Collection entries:
- - - - -

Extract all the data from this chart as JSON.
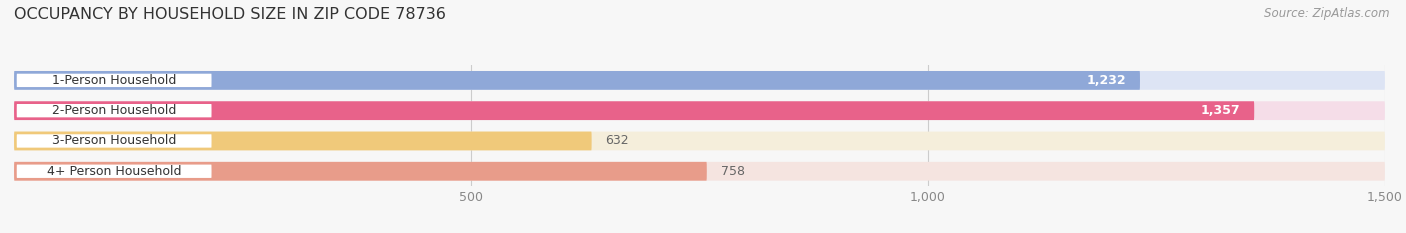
{
  "title": "OCCUPANCY BY HOUSEHOLD SIZE IN ZIP CODE 78736",
  "source": "Source: ZipAtlas.com",
  "categories": [
    "1-Person Household",
    "2-Person Household",
    "3-Person Household",
    "4+ Person Household"
  ],
  "values": [
    1232,
    1357,
    632,
    758
  ],
  "bar_colors": [
    "#8fa8d8",
    "#e8628a",
    "#f0c97a",
    "#e89c8a"
  ],
  "bar_bg_colors": [
    "#dde4f4",
    "#f5dde8",
    "#f5eedb",
    "#f5e4e0"
  ],
  "xlim": [
    0,
    1500
  ],
  "xticks": [
    500,
    1000,
    1500
  ],
  "label_colors": [
    "white",
    "white",
    "#666666",
    "#666666"
  ],
  "background_color": "#f7f7f7",
  "title_fontsize": 11.5,
  "source_fontsize": 8.5,
  "bar_label_fontsize": 9,
  "cat_label_fontsize": 9,
  "tick_fontsize": 9
}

- - - - -

- **Work instructions**: Write the entries above out in full, exactly, with no images.

- **Solution to this task**:
Extract all the data from this chart as JSON.
{
  "title": "OCCUPANCY BY HOUSEHOLD SIZE IN ZIP CODE 78736",
  "source": "Source: ZipAtlas.com",
  "categories": [
    "1-Person Household",
    "2-Person Household",
    "3-Person Household",
    "4+ Person Household"
  ],
  "values": [
    1232,
    1357,
    632,
    758
  ],
  "bar_colors": [
    "#8fa8d8",
    "#e8628a",
    "#f0c97a",
    "#e89c8a"
  ],
  "bar_bg_colors": [
    "#dde4f4",
    "#f5dde8",
    "#f5eedb",
    "#f5e4e0"
  ],
  "xlim": [
    0,
    1500
  ],
  "xticks": [
    500,
    1000,
    1500
  ],
  "label_colors": [
    "white",
    "white",
    "#666666",
    "#666666"
  ],
  "background_color": "#f7f7f7",
  "title_fontsize": 11.5,
  "source_fontsize": 8.5,
  "bar_label_fontsize": 9,
  "cat_label_fontsize": 9,
  "tick_fontsize": 9
}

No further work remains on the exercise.